Request → Transcribe the records that follow. Keep every word exactly, and drop the pictures.

Exercise input →

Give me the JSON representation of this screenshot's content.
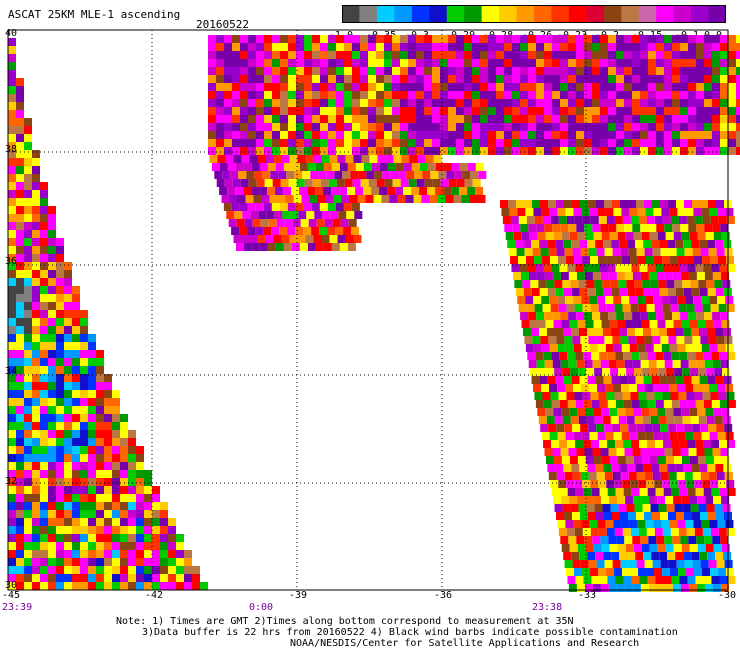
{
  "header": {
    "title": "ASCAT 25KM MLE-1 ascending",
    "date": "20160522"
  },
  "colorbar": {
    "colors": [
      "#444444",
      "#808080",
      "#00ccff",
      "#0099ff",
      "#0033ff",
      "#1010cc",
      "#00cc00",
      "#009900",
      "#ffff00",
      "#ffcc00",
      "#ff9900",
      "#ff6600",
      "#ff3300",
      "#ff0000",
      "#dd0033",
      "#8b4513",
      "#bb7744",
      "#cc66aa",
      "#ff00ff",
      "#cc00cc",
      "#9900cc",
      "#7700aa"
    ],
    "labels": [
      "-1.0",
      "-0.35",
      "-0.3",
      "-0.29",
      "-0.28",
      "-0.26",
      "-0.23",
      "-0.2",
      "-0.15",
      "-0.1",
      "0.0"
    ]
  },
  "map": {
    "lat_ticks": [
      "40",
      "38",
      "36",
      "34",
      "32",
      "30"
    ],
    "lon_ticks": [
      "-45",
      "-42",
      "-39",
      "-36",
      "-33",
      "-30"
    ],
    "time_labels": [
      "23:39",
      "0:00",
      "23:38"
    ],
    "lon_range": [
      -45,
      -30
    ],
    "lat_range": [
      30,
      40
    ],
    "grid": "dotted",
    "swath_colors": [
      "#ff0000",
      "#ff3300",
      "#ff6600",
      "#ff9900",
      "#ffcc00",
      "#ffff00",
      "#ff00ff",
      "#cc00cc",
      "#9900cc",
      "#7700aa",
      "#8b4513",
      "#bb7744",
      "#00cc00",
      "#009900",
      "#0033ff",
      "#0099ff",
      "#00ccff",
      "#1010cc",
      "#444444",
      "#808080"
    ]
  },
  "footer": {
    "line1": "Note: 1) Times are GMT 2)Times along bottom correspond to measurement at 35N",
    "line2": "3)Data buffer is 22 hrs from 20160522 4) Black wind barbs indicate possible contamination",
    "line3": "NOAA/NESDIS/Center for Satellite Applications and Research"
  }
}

Answer for the task →
Give me the JSON representation of this screenshot's content.
{
  "header": {
    "title": "ASCAT 25KM MLE-1 ascending",
    "date": "20160522"
  },
  "colorbar": {
    "colors": [
      "#444444",
      "#808080",
      "#00ccff",
      "#0099ff",
      "#0033ff",
      "#1010cc",
      "#00cc00",
      "#009900",
      "#ffff00",
      "#ffcc00",
      "#ff9900",
      "#ff6600",
      "#ff3300",
      "#ff0000",
      "#dd0033",
      "#8b4513",
      "#bb7744",
      "#cc66aa",
      "#ff00ff",
      "#cc00cc",
      "#9900cc",
      "#7700aa"
    ],
    "labels": [
      "-1.0",
      "-0.35",
      "-0.3",
      "-0.29",
      "-0.28",
      "-0.26",
      "-0.23",
      "-0.2",
      "-0.15",
      "-0.1",
      "0.0"
    ]
  },
  "map": {
    "lat_ticks": [
      "40",
      "38",
      "36",
      "34",
      "32",
      "30"
    ],
    "lon_ticks": [
      "-45",
      "-42",
      "-39",
      "-36",
      "-33",
      "-30"
    ],
    "time_labels": [
      "23:39",
      "0:00",
      "23:38"
    ],
    "lon_range": [
      -45,
      -30
    ],
    "lat_range": [
      30,
      40
    ],
    "grid": "dotted",
    "swath_colors": [
      "#ff0000",
      "#ff3300",
      "#ff6600",
      "#ff9900",
      "#ffcc00",
      "#ffff00",
      "#ff00ff",
      "#cc00cc",
      "#9900cc",
      "#7700aa",
      "#8b4513",
      "#bb7744",
      "#00cc00",
      "#009900",
      "#0033ff",
      "#0099ff",
      "#00ccff",
      "#1010cc",
      "#444444",
      "#808080"
    ]
  },
  "footer": {
    "line1": "Note: 1) Times are GMT 2)Times along bottom correspond to measurement at 35N",
    "line2": "3)Data buffer is 22 hrs from 20160522 4) Black wind barbs indicate possible contamination",
    "line3": "NOAA/NESDIS/Center for Satellite Applications and Research"
  }
}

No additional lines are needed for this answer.